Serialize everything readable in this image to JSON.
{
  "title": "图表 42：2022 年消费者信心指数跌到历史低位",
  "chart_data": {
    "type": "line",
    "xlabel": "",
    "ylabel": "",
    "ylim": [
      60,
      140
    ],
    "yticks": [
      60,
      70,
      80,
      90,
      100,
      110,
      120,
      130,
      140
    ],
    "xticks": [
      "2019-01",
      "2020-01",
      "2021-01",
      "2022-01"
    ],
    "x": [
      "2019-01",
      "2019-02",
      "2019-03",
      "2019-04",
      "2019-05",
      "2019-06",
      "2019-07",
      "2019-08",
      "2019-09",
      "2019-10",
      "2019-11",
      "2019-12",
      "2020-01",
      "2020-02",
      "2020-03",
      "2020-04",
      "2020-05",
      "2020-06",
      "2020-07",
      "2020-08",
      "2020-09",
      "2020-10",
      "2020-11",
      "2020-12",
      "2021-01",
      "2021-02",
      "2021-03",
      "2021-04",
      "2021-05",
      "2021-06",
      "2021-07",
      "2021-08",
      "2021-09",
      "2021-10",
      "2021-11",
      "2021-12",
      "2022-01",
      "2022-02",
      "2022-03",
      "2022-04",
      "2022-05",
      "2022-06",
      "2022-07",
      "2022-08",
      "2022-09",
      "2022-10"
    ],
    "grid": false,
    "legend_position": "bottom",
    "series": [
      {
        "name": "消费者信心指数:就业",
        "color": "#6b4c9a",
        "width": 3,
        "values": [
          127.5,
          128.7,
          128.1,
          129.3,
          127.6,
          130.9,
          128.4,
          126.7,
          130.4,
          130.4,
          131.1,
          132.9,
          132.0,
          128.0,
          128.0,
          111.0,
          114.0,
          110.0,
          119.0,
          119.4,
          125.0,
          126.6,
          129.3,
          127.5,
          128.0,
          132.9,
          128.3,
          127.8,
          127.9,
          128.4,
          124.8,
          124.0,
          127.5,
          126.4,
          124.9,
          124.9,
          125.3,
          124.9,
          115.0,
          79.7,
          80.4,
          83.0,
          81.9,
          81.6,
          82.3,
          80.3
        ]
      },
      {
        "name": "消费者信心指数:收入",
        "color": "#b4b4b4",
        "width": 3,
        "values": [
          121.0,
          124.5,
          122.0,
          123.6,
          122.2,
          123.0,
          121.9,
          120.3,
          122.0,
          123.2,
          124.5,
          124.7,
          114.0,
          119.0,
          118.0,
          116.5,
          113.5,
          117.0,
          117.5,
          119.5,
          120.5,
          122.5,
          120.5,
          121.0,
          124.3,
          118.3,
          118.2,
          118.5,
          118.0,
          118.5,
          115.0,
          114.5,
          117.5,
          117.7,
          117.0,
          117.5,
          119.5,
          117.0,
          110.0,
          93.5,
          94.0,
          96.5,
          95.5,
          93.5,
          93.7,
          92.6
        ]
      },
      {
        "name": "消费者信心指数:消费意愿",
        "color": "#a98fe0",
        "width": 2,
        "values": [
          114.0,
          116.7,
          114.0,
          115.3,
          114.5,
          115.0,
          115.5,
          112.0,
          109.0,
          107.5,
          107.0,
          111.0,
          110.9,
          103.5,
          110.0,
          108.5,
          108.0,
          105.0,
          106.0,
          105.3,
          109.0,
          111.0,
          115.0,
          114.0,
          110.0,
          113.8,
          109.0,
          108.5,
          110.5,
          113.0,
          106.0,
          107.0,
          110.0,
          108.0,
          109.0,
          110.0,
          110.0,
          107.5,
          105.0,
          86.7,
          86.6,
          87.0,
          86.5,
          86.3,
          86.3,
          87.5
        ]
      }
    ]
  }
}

◆ ◆ ◆

WHAT IS ASKED> Write the whole listing out again. Keep every line exactly as it is.

RESULT OF THE TASK>
Serialize everything readable in this image to JSON.
{
  "title": "图表 42：2022 年消费者信心指数跌到历史低位",
  "chart_data": {
    "type": "line",
    "xlabel": "",
    "ylabel": "",
    "ylim": [
      60,
      140
    ],
    "yticks": [
      60,
      70,
      80,
      90,
      100,
      110,
      120,
      130,
      140
    ],
    "xticks": [
      "2019-01",
      "2020-01",
      "2021-01",
      "2022-01"
    ],
    "x": [
      "2019-01",
      "2019-02",
      "2019-03",
      "2019-04",
      "2019-05",
      "2019-06",
      "2019-07",
      "2019-08",
      "2019-09",
      "2019-10",
      "2019-11",
      "2019-12",
      "2020-01",
      "2020-02",
      "2020-03",
      "2020-04",
      "2020-05",
      "2020-06",
      "2020-07",
      "2020-08",
      "2020-09",
      "2020-10",
      "2020-11",
      "2020-12",
      "2021-01",
      "2021-02",
      "2021-03",
      "2021-04",
      "2021-05",
      "2021-06",
      "2021-07",
      "2021-08",
      "2021-09",
      "2021-10",
      "2021-11",
      "2021-12",
      "2022-01",
      "2022-02",
      "2022-03",
      "2022-04",
      "2022-05",
      "2022-06",
      "2022-07",
      "2022-08",
      "2022-09",
      "2022-10"
    ],
    "grid": false,
    "legend_position": "bottom",
    "series": [
      {
        "name": "消费者信心指数:就业",
        "color": "#6b4c9a",
        "width": 3,
        "values": [
          127.5,
          128.7,
          128.1,
          129.3,
          127.6,
          130.9,
          128.4,
          126.7,
          130.4,
          130.4,
          131.1,
          132.9,
          132.0,
          128.0,
          128.0,
          111.0,
          114.0,
          110.0,
          119.0,
          119.4,
          125.0,
          126.6,
          129.3,
          127.5,
          128.0,
          132.9,
          128.3,
          127.8,
          127.9,
          128.4,
          124.8,
          124.0,
          127.5,
          126.4,
          124.9,
          124.9,
          125.3,
          124.9,
          115.0,
          79.7,
          80.4,
          83.0,
          81.9,
          81.6,
          82.3,
          80.3
        ]
      },
      {
        "name": "消费者信心指数:收入",
        "color": "#b4b4b4",
        "width": 3,
        "values": [
          121.0,
          124.5,
          122.0,
          123.6,
          122.2,
          123.0,
          121.9,
          120.3,
          122.0,
          123.2,
          124.5,
          124.7,
          114.0,
          119.0,
          118.0,
          116.5,
          113.5,
          117.0,
          117.5,
          119.5,
          120.5,
          122.5,
          120.5,
          121.0,
          124.3,
          118.3,
          118.2,
          118.5,
          118.0,
          118.5,
          115.0,
          114.5,
          117.5,
          117.7,
          117.0,
          117.5,
          119.5,
          117.0,
          110.0,
          93.5,
          94.0,
          96.5,
          95.5,
          93.5,
          93.7,
          92.6
        ]
      },
      {
        "name": "消费者信心指数:消费意愿",
        "color": "#a98fe0",
        "width": 2,
        "values": [
          114.0,
          116.7,
          114.0,
          115.3,
          114.5,
          115.0,
          115.5,
          112.0,
          109.0,
          107.5,
          107.0,
          111.0,
          110.9,
          103.5,
          110.0,
          108.5,
          108.0,
          105.0,
          106.0,
          105.3,
          109.0,
          111.0,
          115.0,
          114.0,
          110.0,
          113.8,
          109.0,
          108.5,
          110.5,
          113.0,
          106.0,
          107.0,
          110.0,
          108.0,
          109.0,
          110.0,
          110.0,
          107.5,
          105.0,
          86.7,
          86.6,
          87.0,
          86.5,
          86.3,
          86.3,
          87.5
        ]
      }
    ]
  }
}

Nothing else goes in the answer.